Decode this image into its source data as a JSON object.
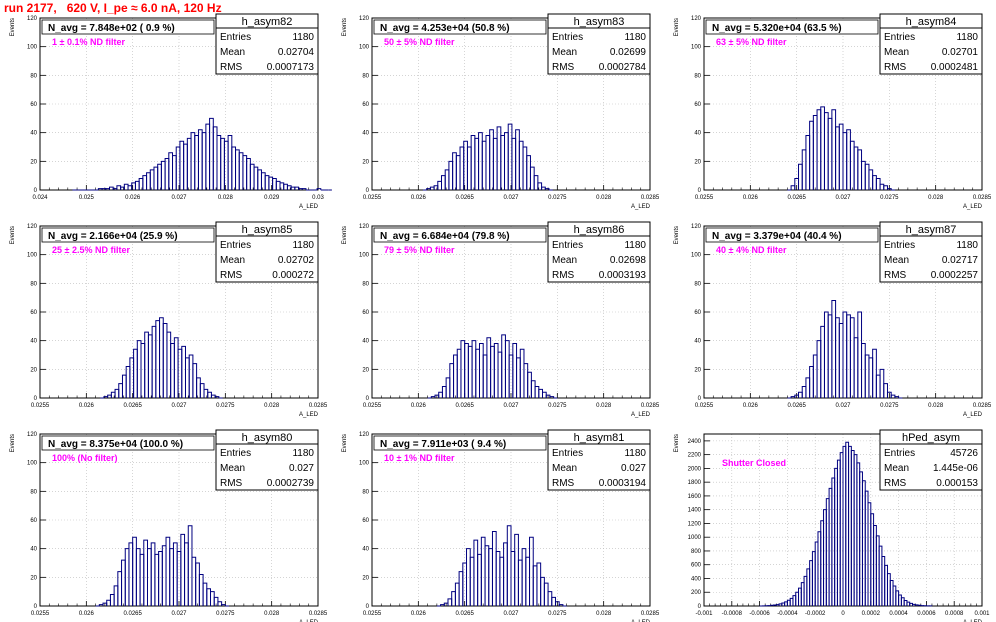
{
  "run_title": "run 2177,   620 V, I_pe ≈ 6.0 nA, 120 Hz",
  "colors": {
    "title": "#ff0000",
    "histogram": "#000080",
    "filter_label": "#ff00ff",
    "grid": "#bbbbbb",
    "text": "#000000"
  },
  "chart_data": [
    {
      "type": "histogram",
      "name": "h_asym82",
      "headline": "N_avg = 7.848e+02 ( 0.9 %)",
      "filter_label": "1 ± 0.1% ND filter",
      "stats": [
        [
          "Entries",
          "1180"
        ],
        [
          "Mean",
          "0.02704"
        ],
        [
          "RMS",
          "0.0007173"
        ]
      ],
      "ylabel": "Events",
      "xlabel": "A_LED",
      "xlim": [
        0.024,
        0.03
      ],
      "ylim": [
        0,
        120
      ],
      "xticks": [
        "0.024",
        "0.025",
        "0.026",
        "0.027",
        "0.028",
        "0.029",
        "0.03"
      ],
      "xticks_at": [
        0.024,
        0.025,
        0.026,
        0.027,
        0.028,
        0.029,
        0.03
      ],
      "yticks": [
        0,
        20,
        40,
        60,
        80,
        100,
        120
      ],
      "grid": true,
      "bin_start": 0.0247,
      "bin_width": 8e-05,
      "values": [
        0,
        0,
        0,
        0,
        0,
        0,
        0,
        1,
        1,
        1,
        2,
        1,
        3,
        2,
        4,
        3,
        5,
        6,
        8,
        10,
        12,
        14,
        16,
        18,
        20,
        22,
        26,
        24,
        30,
        34,
        32,
        36,
        40,
        38,
        42,
        40,
        46,
        50,
        44,
        38,
        36,
        34,
        38,
        30,
        28,
        26,
        24,
        22,
        18,
        16,
        14,
        12,
        10,
        9,
        8,
        6,
        5,
        4,
        3,
        2,
        2,
        1,
        1,
        0,
        0,
        0,
        1,
        0,
        0,
        0
      ]
    },
    {
      "type": "histogram",
      "name": "h_asym83",
      "headline": "N_avg = 4.253e+04 (50.8 %)",
      "filter_label": "50 ± 5% ND filter",
      "stats": [
        [
          "Entries",
          "1180"
        ],
        [
          "Mean",
          "0.02699"
        ],
        [
          "RMS",
          "0.0002784"
        ]
      ],
      "ylabel": "Events",
      "xlabel": "A_LED",
      "xlim": [
        0.0255,
        0.0285
      ],
      "ylim": [
        0,
        120
      ],
      "xticks": [
        "0.0255",
        "0.026",
        "0.0265",
        "0.027",
        "0.0275",
        "0.028",
        "0.0285"
      ],
      "xticks_at": [
        0.0255,
        0.026,
        0.0265,
        0.027,
        0.0275,
        0.028,
        0.0285
      ],
      "yticks": [
        0,
        20,
        40,
        60,
        80,
        100,
        120
      ],
      "grid": true,
      "bin_start": 0.02605,
      "bin_width": 4e-05,
      "values": [
        0,
        1,
        2,
        3,
        6,
        10,
        14,
        20,
        26,
        24,
        30,
        34,
        30,
        38,
        36,
        40,
        34,
        38,
        42,
        36,
        44,
        38,
        40,
        46,
        36,
        42,
        34,
        30,
        24,
        16,
        10,
        5,
        2,
        1,
        0
      ]
    },
    {
      "type": "histogram",
      "name": "h_asym84",
      "headline": "N_avg = 5.320e+04 (63.5 %)",
      "filter_label": "63 ± 5% ND filter",
      "stats": [
        [
          "Entries",
          "1180"
        ],
        [
          "Mean",
          "0.02701"
        ],
        [
          "RMS",
          "0.0002481"
        ]
      ],
      "ylabel": "Events",
      "xlabel": "A_LED",
      "xlim": [
        0.0255,
        0.0285
      ],
      "ylim": [
        0,
        120
      ],
      "xticks": [
        "0.0255",
        "0.026",
        "0.0265",
        "0.027",
        "0.0275",
        "0.028",
        "0.0285"
      ],
      "xticks_at": [
        0.0255,
        0.026,
        0.0265,
        0.027,
        0.0275,
        0.028,
        0.0285
      ],
      "yticks": [
        0,
        20,
        40,
        60,
        80,
        100,
        120
      ],
      "grid": true,
      "bin_start": 0.0264,
      "bin_width": 4e-05,
      "values": [
        0,
        3,
        8,
        18,
        28,
        38,
        48,
        52,
        56,
        58,
        54,
        50,
        56,
        44,
        46,
        40,
        42,
        34,
        30,
        28,
        20,
        18,
        14,
        10,
        8,
        4,
        3,
        1,
        0
      ]
    },
    {
      "type": "histogram",
      "name": "h_asym85",
      "headline": "N_avg = 2.166e+04 (25.9 %)",
      "filter_label": "25 ± 2.5% ND filter",
      "stats": [
        [
          "Entries",
          "1180"
        ],
        [
          "Mean",
          "0.02702"
        ],
        [
          "RMS",
          "0.000272"
        ]
      ],
      "ylabel": "Events",
      "xlabel": "A_LED",
      "xlim": [
        0.0255,
        0.0285
      ],
      "ylim": [
        0,
        120
      ],
      "xticks": [
        "0.0255",
        "0.026",
        "0.0265",
        "0.027",
        "0.0275",
        "0.028",
        "0.0285"
      ],
      "xticks_at": [
        0.0255,
        0.026,
        0.0265,
        0.027,
        0.0275,
        0.028,
        0.0285
      ],
      "yticks": [
        0,
        20,
        40,
        60,
        80,
        100,
        120
      ],
      "grid": true,
      "bin_start": 0.02615,
      "bin_width": 4e-05,
      "values": [
        0,
        1,
        2,
        4,
        6,
        10,
        16,
        22,
        28,
        34,
        40,
        38,
        46,
        44,
        50,
        54,
        56,
        52,
        46,
        38,
        42,
        34,
        36,
        28,
        30,
        24,
        14,
        10,
        6,
        4,
        2,
        1,
        0
      ]
    },
    {
      "type": "histogram",
      "name": "h_asym86",
      "headline": "N_avg = 6.684e+04 (79.8 %)",
      "filter_label": "79 ± 5% ND filter",
      "stats": [
        [
          "Entries",
          "1180"
        ],
        [
          "Mean",
          "0.02698"
        ],
        [
          "RMS",
          "0.0003193"
        ]
      ],
      "ylabel": "Events",
      "xlabel": "A_LED",
      "xlim": [
        0.0255,
        0.0285
      ],
      "ylim": [
        0,
        120
      ],
      "xticks": [
        "0.0255",
        "0.026",
        "0.0265",
        "0.027",
        "0.0275",
        "0.028",
        "0.0285"
      ],
      "xticks_at": [
        0.0255,
        0.026,
        0.0265,
        0.027,
        0.0275,
        0.028,
        0.0285
      ],
      "yticks": [
        0,
        20,
        40,
        60,
        80,
        100,
        120
      ],
      "grid": true,
      "bin_start": 0.0261,
      "bin_width": 4e-05,
      "values": [
        0,
        1,
        2,
        4,
        8,
        14,
        24,
        30,
        34,
        40,
        38,
        36,
        40,
        34,
        38,
        30,
        42,
        36,
        38,
        32,
        44,
        40,
        30,
        38,
        28,
        34,
        24,
        18,
        12,
        8,
        6,
        4,
        2,
        1,
        0
      ]
    },
    {
      "type": "histogram",
      "name": "h_asym87",
      "headline": "N_avg = 3.379e+04 (40.4 %)",
      "filter_label": "40 ± 4% ND filter",
      "stats": [
        [
          "Entries",
          "1180"
        ],
        [
          "Mean",
          "0.02717"
        ],
        [
          "RMS",
          "0.0002257"
        ]
      ],
      "ylabel": "Events",
      "xlabel": "A_LED",
      "xlim": [
        0.0255,
        0.0285
      ],
      "ylim": [
        0,
        120
      ],
      "xticks": [
        "0.0255",
        "0.026",
        "0.0265",
        "0.027",
        "0.0275",
        "0.028",
        "0.0285"
      ],
      "xticks_at": [
        0.0255,
        0.026,
        0.0265,
        0.027,
        0.0275,
        0.028,
        0.0285
      ],
      "yticks": [
        0,
        20,
        40,
        60,
        80,
        100,
        120
      ],
      "grid": true,
      "bin_start": 0.0264,
      "bin_width": 4e-05,
      "values": [
        0,
        1,
        2,
        4,
        8,
        14,
        22,
        30,
        40,
        50,
        60,
        58,
        68,
        56,
        52,
        60,
        58,
        56,
        42,
        60,
        38,
        30,
        28,
        34,
        16,
        20,
        10,
        4,
        2,
        1,
        0
      ]
    },
    {
      "type": "histogram",
      "name": "h_asym80",
      "headline": "N_avg = 8.375e+04 (100.0 %)",
      "filter_label": "100% (No filter)",
      "stats": [
        [
          "Entries",
          "1180"
        ],
        [
          "Mean",
          "0.027"
        ],
        [
          "RMS",
          "0.0002739"
        ]
      ],
      "ylabel": "Events",
      "xlabel": "A_LED",
      "xlim": [
        0.0255,
        0.0285
      ],
      "ylim": [
        0,
        120
      ],
      "xticks": [
        "0.0255",
        "0.026",
        "0.0265",
        "0.027",
        "0.0275",
        "0.028",
        "0.0285"
      ],
      "xticks_at": [
        0.0255,
        0.026,
        0.0265,
        0.027,
        0.0275,
        0.028,
        0.0285
      ],
      "yticks": [
        0,
        20,
        40,
        60,
        80,
        100,
        120
      ],
      "grid": true,
      "bin_start": 0.0261,
      "bin_width": 4e-05,
      "values": [
        0,
        1,
        2,
        4,
        8,
        14,
        24,
        32,
        40,
        44,
        48,
        40,
        36,
        46,
        40,
        44,
        36,
        38,
        42,
        48,
        40,
        44,
        38,
        50,
        44,
        56,
        34,
        30,
        22,
        16,
        12,
        10,
        6,
        3,
        1,
        0
      ]
    },
    {
      "type": "histogram",
      "name": "h_asym81",
      "headline": "N_avg = 7.911e+03 ( 9.4 %)",
      "filter_label": "10 ± 1% ND filter",
      "stats": [
        [
          "Entries",
          "1180"
        ],
        [
          "Mean",
          "0.027"
        ],
        [
          "RMS",
          "0.0003194"
        ]
      ],
      "ylabel": "Events",
      "xlabel": "A_LED",
      "xlim": [
        0.0255,
        0.0285
      ],
      "ylim": [
        0,
        120
      ],
      "xticks": [
        "0.0255",
        "0.026",
        "0.0265",
        "0.027",
        "0.0275",
        "0.028",
        "0.0285"
      ],
      "xticks_at": [
        0.0255,
        0.026,
        0.0265,
        0.027,
        0.0275,
        0.028,
        0.0285
      ],
      "yticks": [
        0,
        20,
        40,
        60,
        80,
        100,
        120
      ],
      "grid": true,
      "bin_start": 0.0262,
      "bin_width": 4e-05,
      "values": [
        0,
        1,
        2,
        5,
        10,
        16,
        24,
        30,
        40,
        34,
        46,
        36,
        48,
        42,
        40,
        52,
        38,
        34,
        44,
        56,
        38,
        50,
        32,
        40,
        34,
        48,
        28,
        30,
        20,
        16,
        10,
        6,
        3,
        1,
        0
      ]
    },
    {
      "type": "histogram",
      "name": "hPed_asym",
      "headline": "",
      "filter_label": "Shutter Closed",
      "stats": [
        [
          "Entries",
          "45726"
        ],
        [
          "Mean",
          "1.445e-06"
        ],
        [
          "RMS",
          "0.000153"
        ]
      ],
      "ylabel": "Events",
      "xlabel": "A_LED",
      "xlim": [
        -0.001,
        0.001
      ],
      "ylim": [
        0,
        2500
      ],
      "xticks": [
        "-0.001",
        "-0.0008",
        "-0.0006",
        "-0.0004",
        "-0.0002",
        "0",
        "0.0002",
        "0.0004",
        "0.0006",
        "0.0008",
        "0.001"
      ],
      "xticks_at": [
        -0.001,
        -0.0008,
        -0.0006,
        -0.0004,
        -0.0002,
        0,
        0.0002,
        0.0004,
        0.0006,
        0.0008,
        0.001
      ],
      "yticks": [
        0,
        200,
        400,
        600,
        800,
        1000,
        1200,
        1400,
        1600,
        1800,
        2000,
        2200,
        2400
      ],
      "grid": true,
      "bin_start": -0.0006,
      "bin_width": 2e-05,
      "values": [
        0,
        2,
        4,
        6,
        10,
        14,
        20,
        30,
        44,
        60,
        84,
        110,
        150,
        200,
        260,
        340,
        430,
        540,
        660,
        790,
        930,
        1080,
        1240,
        1400,
        1560,
        1710,
        1860,
        2000,
        2120,
        2230,
        2320,
        2380,
        2320,
        2260,
        2200,
        2080,
        1950,
        1820,
        1670,
        1500,
        1340,
        1170,
        1020,
        870,
        720,
        590,
        470,
        370,
        290,
        220,
        160,
        120,
        80,
        56,
        38,
        24,
        16,
        10,
        6,
        4,
        2,
        1
      ]
    }
  ]
}
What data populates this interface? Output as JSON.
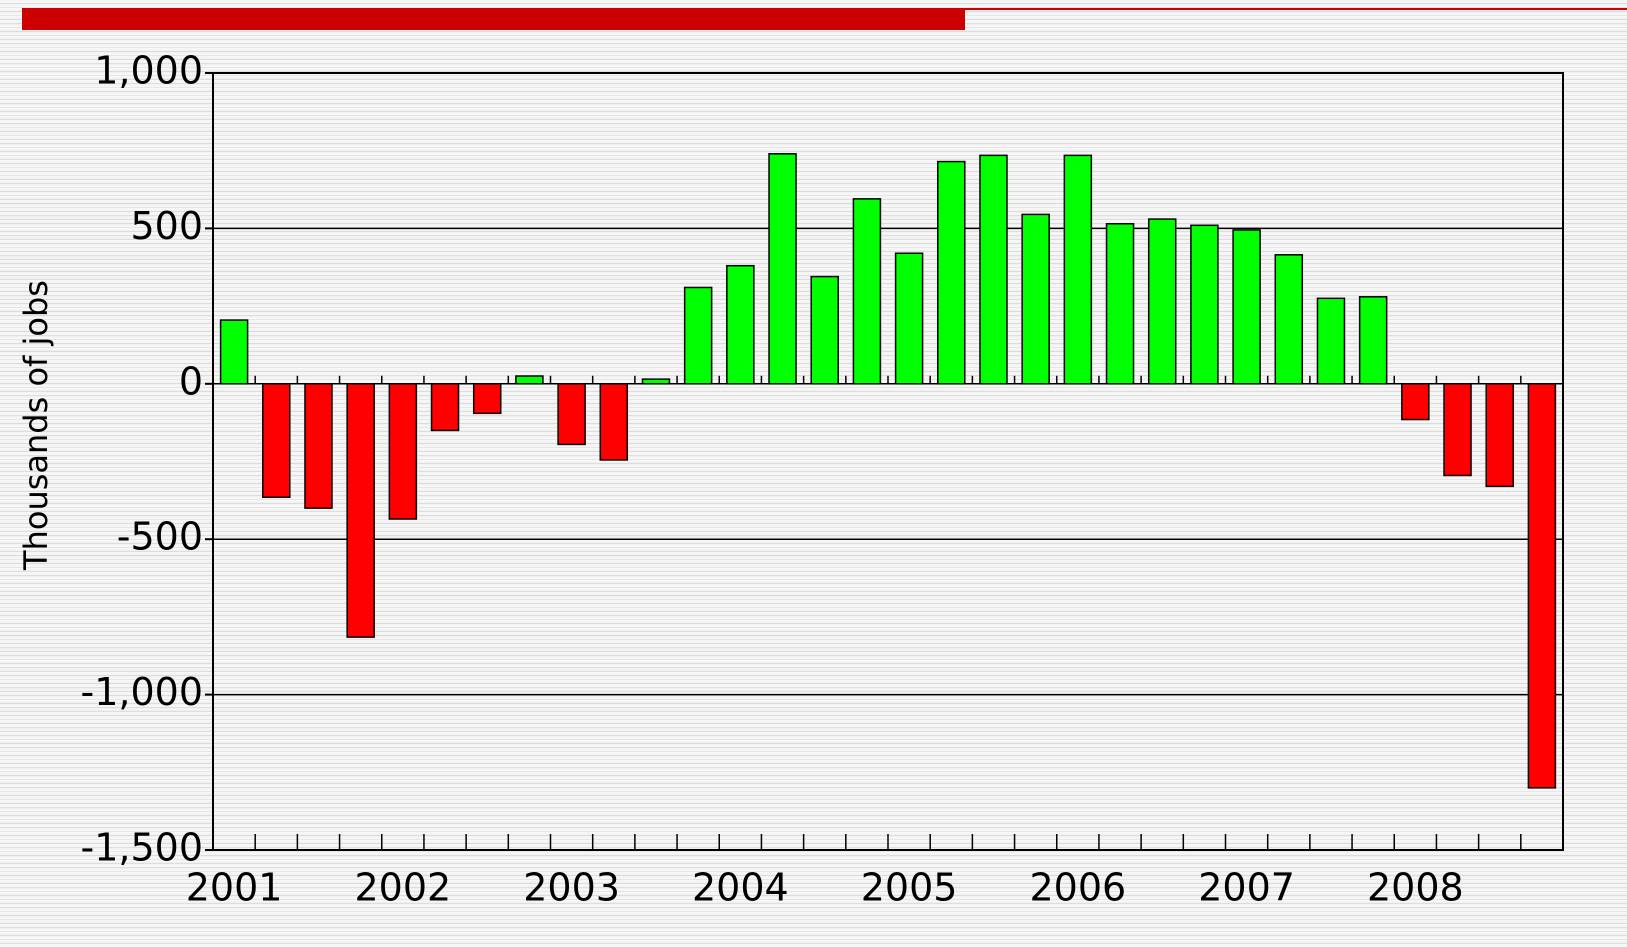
{
  "chart_data": {
    "type": "bar",
    "y_label": "Thousands of jobs",
    "categories": [
      "2001",
      null,
      null,
      null,
      "2002",
      null,
      null,
      null,
      "2003",
      null,
      null,
      null,
      "2004",
      null,
      null,
      null,
      "2005",
      null,
      null,
      null,
      "2006",
      null,
      null,
      null,
      "2007",
      null,
      null,
      null,
      "2008",
      null,
      null,
      null
    ],
    "values": [
      205,
      -365,
      -400,
      -815,
      -435,
      -150,
      -95,
      25,
      -195,
      -245,
      15,
      310,
      380,
      740,
      345,
      595,
      420,
      715,
      735,
      545,
      735,
      515,
      530,
      510,
      495,
      415,
      275,
      280,
      -115,
      -295,
      -330,
      -1300
    ],
    "positive_color": "#00ff00",
    "negative_color": "#ff0000",
    "ylim": [
      -1500,
      1000
    ],
    "yticks": [
      {
        "value": -1500,
        "label": "-1,500"
      },
      {
        "value": -1000,
        "label": "-1,000"
      },
      -500,
      0,
      500,
      {
        "value": 1000,
        "label": "1,000"
      }
    ],
    "grid": true
  }
}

========================================================================

Directions for this task: Write out exactly the lines from the line containing "What data populates" through the last line of the listing above, please, and leave out any pictures.

Result of the task:
What data populates this interface? Output as JSON.
{
  "chart_data": {
    "type": "bar",
    "y_label": "Thousands of jobs",
    "categories": [
      "2001",
      null,
      null,
      null,
      "2002",
      null,
      null,
      null,
      "2003",
      null,
      null,
      null,
      "2004",
      null,
      null,
      null,
      "2005",
      null,
      null,
      null,
      "2006",
      null,
      null,
      null,
      "2007",
      null,
      null,
      null,
      "2008",
      null,
      null,
      null
    ],
    "values": [
      205,
      -365,
      -400,
      -815,
      -435,
      -150,
      -95,
      25,
      -195,
      -245,
      15,
      310,
      380,
      740,
      345,
      595,
      420,
      715,
      735,
      545,
      735,
      515,
      530,
      510,
      495,
      415,
      275,
      280,
      -115,
      -295,
      -330,
      -1300
    ],
    "positive_color": "#00ff00",
    "negative_color": "#ff0000",
    "ylim": [
      -1500,
      1000
    ],
    "yticks": [
      {
        "value": -1500,
        "label": "-1,500"
      },
      {
        "value": -1000,
        "label": "-1,000"
      },
      -500,
      0,
      500,
      {
        "value": 1000,
        "label": "1,000"
      }
    ],
    "grid": true
  }
}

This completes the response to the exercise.